**STATED GOAL**
Without including any pictures, write out the listing below exactly.

**INPUT DATA**
>>>>>
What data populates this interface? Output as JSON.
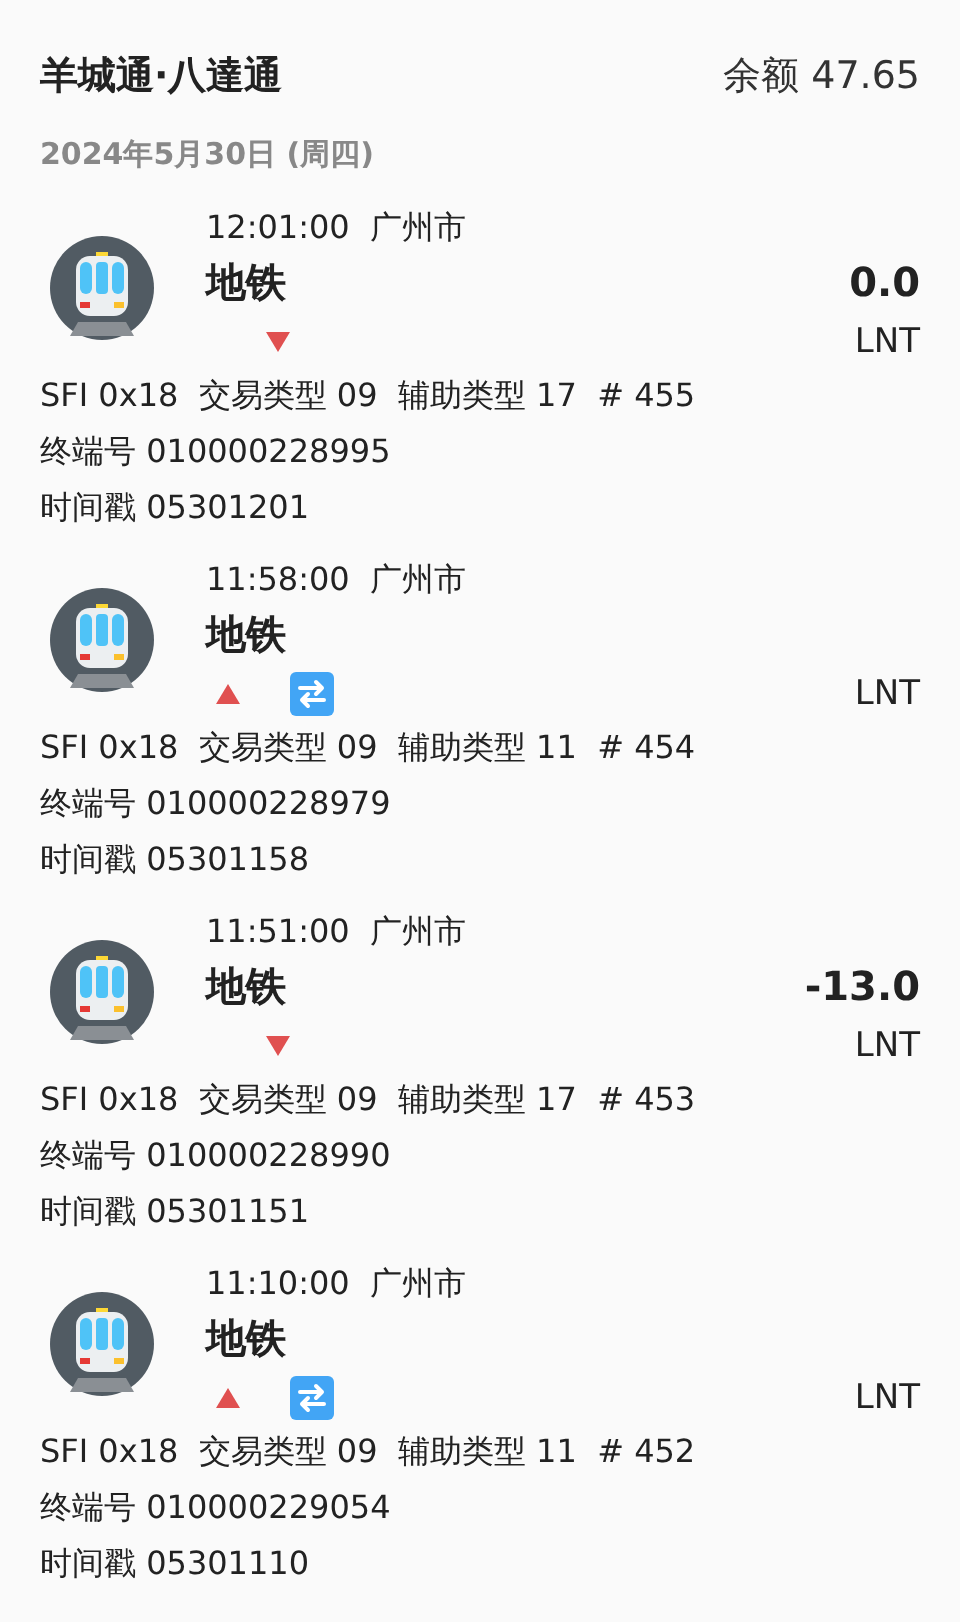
{
  "header": {
    "title": "羊城通·八達通",
    "balance": "余额 47.65"
  },
  "date": "2024年5月30日 (周四)",
  "records": [
    {
      "time": "12:01:00",
      "city": "广州市",
      "title": "地铁",
      "up": false,
      "transfer": false,
      "amount": "0.0",
      "currency": "LNT",
      "details": [
        "SFI 0x18  交易类型 09  辅助类型 17  # 455",
        "终端号 010000228995",
        "时间戳 05301201"
      ]
    },
    {
      "time": "11:58:00",
      "city": "广州市",
      "title": "地铁",
      "up": true,
      "transfer": true,
      "currency": "LNT",
      "details": [
        "SFI 0x18  交易类型 09  辅助类型 11  # 454",
        "终端号 010000228979",
        "时间戳 05301158"
      ]
    },
    {
      "time": "11:51:00",
      "city": "广州市",
      "title": "地铁",
      "up": false,
      "transfer": false,
      "amount": "-13.0",
      "currency": "LNT",
      "details": [
        "SFI 0x18  交易类型 09  辅助类型 17  # 453",
        "终端号 010000228990",
        "时间戳 05301151"
      ]
    },
    {
      "time": "11:10:00",
      "city": "广州市",
      "title": "地铁",
      "up": true,
      "transfer": true,
      "currency": "LNT",
      "details": [
        "SFI 0x18  交易类型 09  辅助类型 11  # 452",
        "终端号 010000229054",
        "时间戳 05301110"
      ]
    }
  ]
}
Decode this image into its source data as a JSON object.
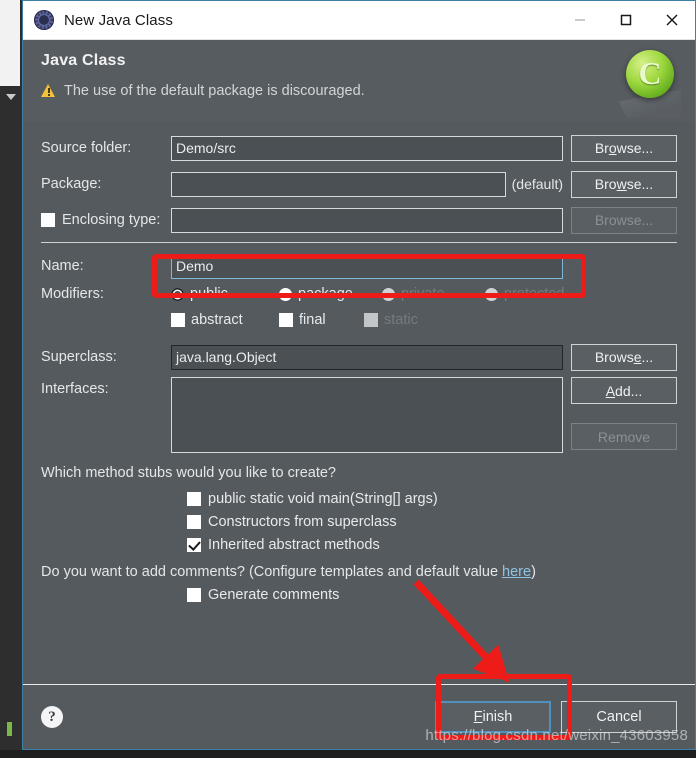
<<<<<
**RESULT**
What data populates this interface? Output as JSON.
{
  "header": {
    "title": "羊城通·八達通",
    "balance": "余额 47.65"
  },
  "date": "2024年5月30日 (周四)",
  "records": [
    {
      "time": "12:01:00",
      "city": "广州市",
      "title": "地铁",
      "up": false,
      "transfer": false,
      "amount": "0.0",
      "currency": "LNT",
      "details": [
        "SFI 0x18  交易类型 09  辅助类型 17  # 455",
        "终端号 010000228995",
        "时间戳 05301201"
      ]
    },
    {
      "time": "11:58:00",
      "city": "广州市",
      "title": "地铁",
      "up": true,
      "transfer": true,
      "currency": "LNT",
      "details": [
        "SFI 0x18  交易类型 09  辅助类型 11  # 454",
        "终端号 010000228979",
        "时间戳 05301158"
      ]
    },
    {
      "time": "11:51:00",
      "city": "广州市",
      "title": "地铁",
      "up": false,
      "transfer": false,
      "amount": "-13.0",
      "currency": "LNT",
      "details": [
        "SFI 0x18  交易类型 09  辅助类型 17  # 453",
        "终端号 010000228990",
        "时间戳 05301151"
      ]
    },
    {
      "time": "11:10:00",
      "city": "广州市",
      "title": "地铁",
      "up": true,
      "transfer": true,
      "currency": "LNT",
      "details": [
        "SFI 0x18  交易类型 09  辅助类型 11  # 452",
        "终端号 010000229054",
        "时间戳 05301110"
      ]
    }
  ]
}
Decode this image into its source data as a JSON object.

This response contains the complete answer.